# WRITTEN EXERCISE
From the entries below, gather every line containing the string "JSON".

# EXTRACTED RECORDS
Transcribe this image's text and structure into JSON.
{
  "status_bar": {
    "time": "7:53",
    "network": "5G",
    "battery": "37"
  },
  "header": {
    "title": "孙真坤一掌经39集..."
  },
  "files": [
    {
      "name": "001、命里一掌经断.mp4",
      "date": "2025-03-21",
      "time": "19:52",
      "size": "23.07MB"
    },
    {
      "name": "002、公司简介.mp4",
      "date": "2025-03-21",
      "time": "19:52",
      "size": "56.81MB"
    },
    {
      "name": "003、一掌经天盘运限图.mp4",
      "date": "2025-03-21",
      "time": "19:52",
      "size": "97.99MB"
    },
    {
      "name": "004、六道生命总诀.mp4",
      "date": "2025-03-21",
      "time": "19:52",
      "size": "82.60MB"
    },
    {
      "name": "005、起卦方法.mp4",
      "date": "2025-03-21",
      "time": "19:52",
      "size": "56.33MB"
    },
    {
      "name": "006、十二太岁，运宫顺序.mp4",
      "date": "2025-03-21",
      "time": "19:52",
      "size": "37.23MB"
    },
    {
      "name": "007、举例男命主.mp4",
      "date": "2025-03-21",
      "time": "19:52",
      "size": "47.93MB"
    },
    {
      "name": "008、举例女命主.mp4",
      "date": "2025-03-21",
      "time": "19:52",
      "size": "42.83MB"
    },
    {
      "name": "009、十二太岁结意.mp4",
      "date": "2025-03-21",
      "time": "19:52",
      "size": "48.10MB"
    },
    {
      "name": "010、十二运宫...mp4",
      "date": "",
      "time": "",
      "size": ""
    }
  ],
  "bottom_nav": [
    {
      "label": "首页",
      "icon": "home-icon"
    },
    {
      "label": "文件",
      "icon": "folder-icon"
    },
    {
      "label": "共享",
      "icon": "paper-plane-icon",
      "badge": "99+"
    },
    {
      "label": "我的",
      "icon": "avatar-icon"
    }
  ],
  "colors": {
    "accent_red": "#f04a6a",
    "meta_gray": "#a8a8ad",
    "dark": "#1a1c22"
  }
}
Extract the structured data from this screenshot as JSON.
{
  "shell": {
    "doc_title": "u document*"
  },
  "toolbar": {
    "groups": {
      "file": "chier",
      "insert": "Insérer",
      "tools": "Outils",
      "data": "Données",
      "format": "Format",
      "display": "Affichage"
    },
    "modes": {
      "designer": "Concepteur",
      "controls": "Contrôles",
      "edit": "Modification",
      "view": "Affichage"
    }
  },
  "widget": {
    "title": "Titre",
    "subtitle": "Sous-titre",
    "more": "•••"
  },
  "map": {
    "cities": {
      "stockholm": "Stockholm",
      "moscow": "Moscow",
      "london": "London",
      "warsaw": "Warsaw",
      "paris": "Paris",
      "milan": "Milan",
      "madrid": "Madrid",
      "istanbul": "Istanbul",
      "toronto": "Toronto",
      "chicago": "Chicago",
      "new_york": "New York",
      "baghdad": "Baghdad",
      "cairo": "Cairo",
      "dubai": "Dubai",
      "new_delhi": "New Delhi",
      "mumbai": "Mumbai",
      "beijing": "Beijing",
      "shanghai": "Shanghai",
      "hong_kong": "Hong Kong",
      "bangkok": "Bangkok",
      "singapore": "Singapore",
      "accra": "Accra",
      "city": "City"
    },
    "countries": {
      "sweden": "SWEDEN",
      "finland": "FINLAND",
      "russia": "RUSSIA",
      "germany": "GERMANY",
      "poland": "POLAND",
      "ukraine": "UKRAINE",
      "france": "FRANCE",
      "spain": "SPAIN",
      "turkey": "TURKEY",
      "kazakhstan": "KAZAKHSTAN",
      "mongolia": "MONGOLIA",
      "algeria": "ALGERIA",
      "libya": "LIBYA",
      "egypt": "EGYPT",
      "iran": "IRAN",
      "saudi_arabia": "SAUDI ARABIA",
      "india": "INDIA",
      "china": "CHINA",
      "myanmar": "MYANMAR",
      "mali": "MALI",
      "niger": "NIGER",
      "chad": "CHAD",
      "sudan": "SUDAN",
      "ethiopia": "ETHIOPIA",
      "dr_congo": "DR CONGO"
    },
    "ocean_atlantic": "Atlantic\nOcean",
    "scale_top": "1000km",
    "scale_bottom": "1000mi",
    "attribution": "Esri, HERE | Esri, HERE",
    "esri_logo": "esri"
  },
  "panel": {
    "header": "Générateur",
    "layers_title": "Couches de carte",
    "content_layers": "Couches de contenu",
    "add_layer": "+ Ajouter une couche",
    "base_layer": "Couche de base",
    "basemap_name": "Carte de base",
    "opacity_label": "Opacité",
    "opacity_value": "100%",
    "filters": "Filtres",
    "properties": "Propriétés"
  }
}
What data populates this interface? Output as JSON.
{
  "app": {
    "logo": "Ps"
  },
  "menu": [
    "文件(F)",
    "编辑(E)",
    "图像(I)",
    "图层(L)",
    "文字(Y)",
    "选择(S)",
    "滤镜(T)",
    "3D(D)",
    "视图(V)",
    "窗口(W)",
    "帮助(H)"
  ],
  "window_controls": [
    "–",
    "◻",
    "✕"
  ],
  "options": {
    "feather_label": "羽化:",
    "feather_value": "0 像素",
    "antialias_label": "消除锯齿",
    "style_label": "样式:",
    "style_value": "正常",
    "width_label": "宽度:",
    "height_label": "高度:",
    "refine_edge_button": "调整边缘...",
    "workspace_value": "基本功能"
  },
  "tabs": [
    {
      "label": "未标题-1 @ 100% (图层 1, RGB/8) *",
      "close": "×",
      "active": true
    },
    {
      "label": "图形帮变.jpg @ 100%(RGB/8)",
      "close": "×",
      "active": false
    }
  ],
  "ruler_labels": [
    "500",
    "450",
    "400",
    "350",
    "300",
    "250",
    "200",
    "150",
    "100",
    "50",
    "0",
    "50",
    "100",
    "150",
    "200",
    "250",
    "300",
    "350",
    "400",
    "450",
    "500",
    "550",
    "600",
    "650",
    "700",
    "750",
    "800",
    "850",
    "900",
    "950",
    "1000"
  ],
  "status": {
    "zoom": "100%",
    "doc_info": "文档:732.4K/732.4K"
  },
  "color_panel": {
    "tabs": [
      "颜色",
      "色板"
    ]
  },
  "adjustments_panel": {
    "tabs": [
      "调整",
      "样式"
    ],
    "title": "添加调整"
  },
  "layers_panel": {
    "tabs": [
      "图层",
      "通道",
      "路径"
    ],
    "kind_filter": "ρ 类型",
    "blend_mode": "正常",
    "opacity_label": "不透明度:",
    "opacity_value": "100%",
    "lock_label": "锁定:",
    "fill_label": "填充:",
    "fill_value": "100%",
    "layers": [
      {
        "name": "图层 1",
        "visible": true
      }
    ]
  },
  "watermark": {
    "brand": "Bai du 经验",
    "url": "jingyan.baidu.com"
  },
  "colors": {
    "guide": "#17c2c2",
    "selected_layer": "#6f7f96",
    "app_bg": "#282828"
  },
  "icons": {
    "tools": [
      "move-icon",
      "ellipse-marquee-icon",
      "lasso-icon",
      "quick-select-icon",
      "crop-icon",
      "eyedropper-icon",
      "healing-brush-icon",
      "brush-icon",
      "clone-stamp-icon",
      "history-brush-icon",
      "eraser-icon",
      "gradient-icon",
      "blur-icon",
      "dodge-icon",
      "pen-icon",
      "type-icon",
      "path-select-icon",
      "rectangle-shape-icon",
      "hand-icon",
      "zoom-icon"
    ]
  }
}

# COMPLETED EXERCISE
Transcribe this image's text and structure into JSON.
Extract the structured data from this screenshot as JSON.
What data populates this interface? Output as JSON.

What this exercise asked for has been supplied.